- Exercise material:
[start]

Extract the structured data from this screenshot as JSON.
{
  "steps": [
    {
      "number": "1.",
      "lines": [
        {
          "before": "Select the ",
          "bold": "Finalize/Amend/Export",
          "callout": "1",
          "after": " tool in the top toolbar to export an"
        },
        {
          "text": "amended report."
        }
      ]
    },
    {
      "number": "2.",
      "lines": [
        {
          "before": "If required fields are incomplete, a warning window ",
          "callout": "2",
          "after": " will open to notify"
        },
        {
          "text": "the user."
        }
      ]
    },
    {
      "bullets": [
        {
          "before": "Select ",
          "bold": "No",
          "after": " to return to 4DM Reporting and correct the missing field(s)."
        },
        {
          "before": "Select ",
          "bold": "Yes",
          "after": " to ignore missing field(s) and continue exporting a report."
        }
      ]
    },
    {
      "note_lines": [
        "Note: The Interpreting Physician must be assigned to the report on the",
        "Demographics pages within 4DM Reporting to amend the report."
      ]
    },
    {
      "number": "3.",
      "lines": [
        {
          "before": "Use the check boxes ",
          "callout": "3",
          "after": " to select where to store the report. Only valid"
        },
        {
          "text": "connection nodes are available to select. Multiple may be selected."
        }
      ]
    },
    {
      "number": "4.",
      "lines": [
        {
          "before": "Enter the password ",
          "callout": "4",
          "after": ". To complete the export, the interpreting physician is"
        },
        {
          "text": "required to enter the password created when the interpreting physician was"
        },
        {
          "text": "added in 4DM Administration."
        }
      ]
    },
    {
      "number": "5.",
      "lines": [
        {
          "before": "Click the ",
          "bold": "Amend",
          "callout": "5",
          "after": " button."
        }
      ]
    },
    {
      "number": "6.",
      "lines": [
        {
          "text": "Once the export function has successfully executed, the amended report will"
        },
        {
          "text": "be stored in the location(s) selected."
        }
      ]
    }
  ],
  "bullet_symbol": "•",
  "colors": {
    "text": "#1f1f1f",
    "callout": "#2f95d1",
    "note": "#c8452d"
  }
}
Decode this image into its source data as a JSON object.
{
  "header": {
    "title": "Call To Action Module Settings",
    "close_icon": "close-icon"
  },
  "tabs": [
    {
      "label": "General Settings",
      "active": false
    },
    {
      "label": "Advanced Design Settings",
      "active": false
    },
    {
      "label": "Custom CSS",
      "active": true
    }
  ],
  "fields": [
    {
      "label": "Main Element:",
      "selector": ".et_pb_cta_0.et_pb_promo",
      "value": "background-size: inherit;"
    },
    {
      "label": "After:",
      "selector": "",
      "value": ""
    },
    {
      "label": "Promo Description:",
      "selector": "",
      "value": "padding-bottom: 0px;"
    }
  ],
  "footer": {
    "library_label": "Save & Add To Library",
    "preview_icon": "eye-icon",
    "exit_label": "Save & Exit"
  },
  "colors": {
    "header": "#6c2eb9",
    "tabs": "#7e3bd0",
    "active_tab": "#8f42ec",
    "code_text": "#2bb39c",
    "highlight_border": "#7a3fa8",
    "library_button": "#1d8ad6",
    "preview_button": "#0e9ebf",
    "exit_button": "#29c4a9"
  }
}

[end]

- Given problem:
In the entries above, take the line containing "Decode this image" and each later line through the last, and repeat them exactly. Output nothing else.

- Solution:
Decode this image into its source data as a JSON object.
{
  "header": {
    "title": "Call To Action Module Settings",
    "close_icon": "close-icon"
  },
  "tabs": [
    {
      "label": "General Settings",
      "active": false
    },
    {
      "label": "Advanced Design Settings",
      "active": false
    },
    {
      "label": "Custom CSS",
      "active": true
    }
  ],
  "fields": [
    {
      "label": "Main Element:",
      "selector": ".et_pb_cta_0.et_pb_promo",
      "value": "background-size: inherit;"
    },
    {
      "label": "After:",
      "selector": "",
      "value": ""
    },
    {
      "label": "Promo Description:",
      "selector": "",
      "value": "padding-bottom: 0px;"
    }
  ],
  "footer": {
    "library_label": "Save & Add To Library",
    "preview_icon": "eye-icon",
    "exit_label": "Save & Exit"
  },
  "colors": {
    "header": "#6c2eb9",
    "tabs": "#7e3bd0",
    "active_tab": "#8f42ec",
    "code_text": "#2bb39c",
    "highlight_border": "#7a3fa8",
    "library_button": "#1d8ad6",
    "preview_button": "#0e9ebf",
    "exit_button": "#29c4a9"
  }
}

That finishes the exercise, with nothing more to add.